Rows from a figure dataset

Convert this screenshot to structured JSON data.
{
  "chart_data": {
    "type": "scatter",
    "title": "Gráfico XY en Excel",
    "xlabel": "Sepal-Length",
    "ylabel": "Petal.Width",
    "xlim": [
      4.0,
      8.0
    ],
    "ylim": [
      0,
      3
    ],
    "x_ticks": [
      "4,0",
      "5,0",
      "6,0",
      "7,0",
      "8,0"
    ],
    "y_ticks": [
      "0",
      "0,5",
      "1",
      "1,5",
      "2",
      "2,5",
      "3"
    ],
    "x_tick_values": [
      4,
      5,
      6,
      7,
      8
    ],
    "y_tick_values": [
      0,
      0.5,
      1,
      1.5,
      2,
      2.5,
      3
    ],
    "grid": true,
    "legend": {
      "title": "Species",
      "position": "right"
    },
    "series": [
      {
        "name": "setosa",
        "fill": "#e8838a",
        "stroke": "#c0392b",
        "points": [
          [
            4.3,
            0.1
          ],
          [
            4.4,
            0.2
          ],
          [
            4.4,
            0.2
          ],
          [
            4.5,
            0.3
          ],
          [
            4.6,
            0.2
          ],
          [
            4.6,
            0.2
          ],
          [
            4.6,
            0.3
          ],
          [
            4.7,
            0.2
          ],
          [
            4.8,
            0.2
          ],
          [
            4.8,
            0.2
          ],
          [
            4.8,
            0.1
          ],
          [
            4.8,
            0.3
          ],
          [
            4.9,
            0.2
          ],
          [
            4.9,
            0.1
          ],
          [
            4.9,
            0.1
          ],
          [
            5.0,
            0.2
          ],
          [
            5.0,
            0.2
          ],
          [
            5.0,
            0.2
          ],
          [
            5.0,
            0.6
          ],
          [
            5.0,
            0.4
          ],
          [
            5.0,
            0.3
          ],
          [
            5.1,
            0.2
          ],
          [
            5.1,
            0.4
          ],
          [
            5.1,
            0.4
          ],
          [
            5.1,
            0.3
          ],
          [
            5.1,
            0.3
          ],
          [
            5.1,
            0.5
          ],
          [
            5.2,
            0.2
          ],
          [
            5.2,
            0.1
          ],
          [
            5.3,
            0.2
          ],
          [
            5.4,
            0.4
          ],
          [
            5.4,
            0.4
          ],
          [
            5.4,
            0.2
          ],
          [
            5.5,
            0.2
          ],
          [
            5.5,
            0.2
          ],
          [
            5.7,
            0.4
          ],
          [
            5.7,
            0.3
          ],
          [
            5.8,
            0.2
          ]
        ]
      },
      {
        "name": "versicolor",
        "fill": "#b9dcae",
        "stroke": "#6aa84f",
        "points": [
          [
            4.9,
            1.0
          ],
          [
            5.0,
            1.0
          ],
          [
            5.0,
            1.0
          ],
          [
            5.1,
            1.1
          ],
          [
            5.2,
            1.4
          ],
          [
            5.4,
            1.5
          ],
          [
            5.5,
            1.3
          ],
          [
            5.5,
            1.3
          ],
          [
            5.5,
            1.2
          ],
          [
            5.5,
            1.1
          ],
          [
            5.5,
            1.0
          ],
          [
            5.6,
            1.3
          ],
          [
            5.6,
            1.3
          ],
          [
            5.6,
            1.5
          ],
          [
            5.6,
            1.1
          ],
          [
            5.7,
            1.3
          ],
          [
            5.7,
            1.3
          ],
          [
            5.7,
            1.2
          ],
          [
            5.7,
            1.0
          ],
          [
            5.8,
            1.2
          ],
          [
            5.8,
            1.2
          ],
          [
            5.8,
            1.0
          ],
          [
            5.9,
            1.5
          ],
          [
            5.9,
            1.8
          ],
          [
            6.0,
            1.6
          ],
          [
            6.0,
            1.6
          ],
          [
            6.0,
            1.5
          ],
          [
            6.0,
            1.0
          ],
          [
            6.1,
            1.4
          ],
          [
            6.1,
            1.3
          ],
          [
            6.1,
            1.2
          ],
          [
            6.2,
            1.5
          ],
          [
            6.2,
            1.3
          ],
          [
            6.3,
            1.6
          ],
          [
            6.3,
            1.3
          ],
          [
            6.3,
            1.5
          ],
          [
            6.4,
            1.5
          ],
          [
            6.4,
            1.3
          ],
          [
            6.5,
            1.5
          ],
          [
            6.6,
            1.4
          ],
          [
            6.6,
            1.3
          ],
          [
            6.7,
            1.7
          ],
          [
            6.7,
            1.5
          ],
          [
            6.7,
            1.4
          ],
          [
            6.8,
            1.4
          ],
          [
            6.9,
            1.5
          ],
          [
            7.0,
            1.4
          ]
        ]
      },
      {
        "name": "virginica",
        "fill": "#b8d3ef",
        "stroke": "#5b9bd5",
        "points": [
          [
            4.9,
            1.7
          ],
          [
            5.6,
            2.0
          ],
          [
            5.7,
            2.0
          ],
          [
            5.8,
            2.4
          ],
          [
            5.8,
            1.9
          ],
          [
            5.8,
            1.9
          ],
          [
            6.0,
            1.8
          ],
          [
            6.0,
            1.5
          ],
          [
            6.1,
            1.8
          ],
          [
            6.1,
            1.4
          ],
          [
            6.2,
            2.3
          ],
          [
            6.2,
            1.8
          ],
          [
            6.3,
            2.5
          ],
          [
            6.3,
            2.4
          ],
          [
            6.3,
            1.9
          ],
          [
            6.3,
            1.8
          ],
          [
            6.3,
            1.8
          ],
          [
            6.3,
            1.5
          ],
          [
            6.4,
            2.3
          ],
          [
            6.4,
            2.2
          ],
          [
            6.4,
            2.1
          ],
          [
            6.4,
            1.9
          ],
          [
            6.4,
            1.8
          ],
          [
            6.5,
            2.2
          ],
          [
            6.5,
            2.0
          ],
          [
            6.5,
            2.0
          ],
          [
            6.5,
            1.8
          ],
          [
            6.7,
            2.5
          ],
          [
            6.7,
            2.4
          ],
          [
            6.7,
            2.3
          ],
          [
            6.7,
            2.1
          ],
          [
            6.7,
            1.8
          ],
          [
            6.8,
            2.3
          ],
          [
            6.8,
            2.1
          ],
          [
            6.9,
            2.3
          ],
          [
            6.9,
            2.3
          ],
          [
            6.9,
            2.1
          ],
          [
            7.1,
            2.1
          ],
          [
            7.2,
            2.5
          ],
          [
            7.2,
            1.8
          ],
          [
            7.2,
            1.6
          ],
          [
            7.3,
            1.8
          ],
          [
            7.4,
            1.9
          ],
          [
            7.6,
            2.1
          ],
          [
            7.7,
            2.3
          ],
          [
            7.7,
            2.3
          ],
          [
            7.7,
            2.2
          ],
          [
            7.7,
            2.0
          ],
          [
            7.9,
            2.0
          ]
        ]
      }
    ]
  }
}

### REQUIRED WORK:
Set down the listing above in full, please, exactly as it appears.

### FINISHED ANSWER:
Convert this screenshot to structured JSON data.
{
  "chart_data": {
    "type": "scatter",
    "title": "Gráfico XY en Excel",
    "xlabel": "Sepal-Length",
    "ylabel": "Petal.Width",
    "xlim": [
      4.0,
      8.0
    ],
    "ylim": [
      0,
      3
    ],
    "x_ticks": [
      "4,0",
      "5,0",
      "6,0",
      "7,0",
      "8,0"
    ],
    "y_ticks": [
      "0",
      "0,5",
      "1",
      "1,5",
      "2",
      "2,5",
      "3"
    ],
    "x_tick_values": [
      4,
      5,
      6,
      7,
      8
    ],
    "y_tick_values": [
      0,
      0.5,
      1,
      1.5,
      2,
      2.5,
      3
    ],
    "grid": true,
    "legend": {
      "title": "Species",
      "position": "right"
    },
    "series": [
      {
        "name": "setosa",
        "fill": "#e8838a",
        "stroke": "#c0392b",
        "points": [
          [
            4.3,
            0.1
          ],
          [
            4.4,
            0.2
          ],
          [
            4.4,
            0.2
          ],
          [
            4.5,
            0.3
          ],
          [
            4.6,
            0.2
          ],
          [
            4.6,
            0.2
          ],
          [
            4.6,
            0.3
          ],
          [
            4.7,
            0.2
          ],
          [
            4.8,
            0.2
          ],
          [
            4.8,
            0.2
          ],
          [
            4.8,
            0.1
          ],
          [
            4.8,
            0.3
          ],
          [
            4.9,
            0.2
          ],
          [
            4.9,
            0.1
          ],
          [
            4.9,
            0.1
          ],
          [
            5.0,
            0.2
          ],
          [
            5.0,
            0.2
          ],
          [
            5.0,
            0.2
          ],
          [
            5.0,
            0.6
          ],
          [
            5.0,
            0.4
          ],
          [
            5.0,
            0.3
          ],
          [
            5.1,
            0.2
          ],
          [
            5.1,
            0.4
          ],
          [
            5.1,
            0.4
          ],
          [
            5.1,
            0.3
          ],
          [
            5.1,
            0.3
          ],
          [
            5.1,
            0.5
          ],
          [
            5.2,
            0.2
          ],
          [
            5.2,
            0.1
          ],
          [
            5.3,
            0.2
          ],
          [
            5.4,
            0.4
          ],
          [
            5.4,
            0.4
          ],
          [
            5.4,
            0.2
          ],
          [
            5.5,
            0.2
          ],
          [
            5.5,
            0.2
          ],
          [
            5.7,
            0.4
          ],
          [
            5.7,
            0.3
          ],
          [
            5.8,
            0.2
          ]
        ]
      },
      {
        "name": "versicolor",
        "fill": "#b9dcae",
        "stroke": "#6aa84f",
        "points": [
          [
            4.9,
            1.0
          ],
          [
            5.0,
            1.0
          ],
          [
            5.0,
            1.0
          ],
          [
            5.1,
            1.1
          ],
          [
            5.2,
            1.4
          ],
          [
            5.4,
            1.5
          ],
          [
            5.5,
            1.3
          ],
          [
            5.5,
            1.3
          ],
          [
            5.5,
            1.2
          ],
          [
            5.5,
            1.1
          ],
          [
            5.5,
            1.0
          ],
          [
            5.6,
            1.3
          ],
          [
            5.6,
            1.3
          ],
          [
            5.6,
            1.5
          ],
          [
            5.6,
            1.1
          ],
          [
            5.7,
            1.3
          ],
          [
            5.7,
            1.3
          ],
          [
            5.7,
            1.2
          ],
          [
            5.7,
            1.0
          ],
          [
            5.8,
            1.2
          ],
          [
            5.8,
            1.2
          ],
          [
            5.8,
            1.0
          ],
          [
            5.9,
            1.5
          ],
          [
            5.9,
            1.8
          ],
          [
            6.0,
            1.6
          ],
          [
            6.0,
            1.6
          ],
          [
            6.0,
            1.5
          ],
          [
            6.0,
            1.0
          ],
          [
            6.1,
            1.4
          ],
          [
            6.1,
            1.3
          ],
          [
            6.1,
            1.2
          ],
          [
            6.2,
            1.5
          ],
          [
            6.2,
            1.3
          ],
          [
            6.3,
            1.6
          ],
          [
            6.3,
            1.3
          ],
          [
            6.3,
            1.5
          ],
          [
            6.4,
            1.5
          ],
          [
            6.4,
            1.3
          ],
          [
            6.5,
            1.5
          ],
          [
            6.6,
            1.4
          ],
          [
            6.6,
            1.3
          ],
          [
            6.7,
            1.7
          ],
          [
            6.7,
            1.5
          ],
          [
            6.7,
            1.4
          ],
          [
            6.8,
            1.4
          ],
          [
            6.9,
            1.5
          ],
          [
            7.0,
            1.4
          ]
        ]
      },
      {
        "name": "virginica",
        "fill": "#b8d3ef",
        "stroke": "#5b9bd5",
        "points": [
          [
            4.9,
            1.7
          ],
          [
            5.6,
            2.0
          ],
          [
            5.7,
            2.0
          ],
          [
            5.8,
            2.4
          ],
          [
            5.8,
            1.9
          ],
          [
            5.8,
            1.9
          ],
          [
            6.0,
            1.8
          ],
          [
            6.0,
            1.5
          ],
          [
            6.1,
            1.8
          ],
          [
            6.1,
            1.4
          ],
          [
            6.2,
            2.3
          ],
          [
            6.2,
            1.8
          ],
          [
            6.3,
            2.5
          ],
          [
            6.3,
            2.4
          ],
          [
            6.3,
            1.9
          ],
          [
            6.3,
            1.8
          ],
          [
            6.3,
            1.8
          ],
          [
            6.3,
            1.5
          ],
          [
            6.4,
            2.3
          ],
          [
            6.4,
            2.2
          ],
          [
            6.4,
            2.1
          ],
          [
            6.4,
            1.9
          ],
          [
            6.4,
            1.8
          ],
          [
            6.5,
            2.2
          ],
          [
            6.5,
            2.0
          ],
          [
            6.5,
            2.0
          ],
          [
            6.5,
            1.8
          ],
          [
            6.7,
            2.5
          ],
          [
            6.7,
            2.4
          ],
          [
            6.7,
            2.3
          ],
          [
            6.7,
            2.1
          ],
          [
            6.7,
            1.8
          ],
          [
            6.8,
            2.3
          ],
          [
            6.8,
            2.1
          ],
          [
            6.9,
            2.3
          ],
          [
            6.9,
            2.3
          ],
          [
            6.9,
            2.1
          ],
          [
            7.1,
            2.1
          ],
          [
            7.2,
            2.5
          ],
          [
            7.2,
            1.8
          ],
          [
            7.2,
            1.6
          ],
          [
            7.3,
            1.8
          ],
          [
            7.4,
            1.9
          ],
          [
            7.6,
            2.1
          ],
          [
            7.7,
            2.3
          ],
          [
            7.7,
            2.3
          ],
          [
            7.7,
            2.2
          ],
          [
            7.7,
            2.0
          ],
          [
            7.9,
            2.0
          ]
        ]
      }
    ]
  }
}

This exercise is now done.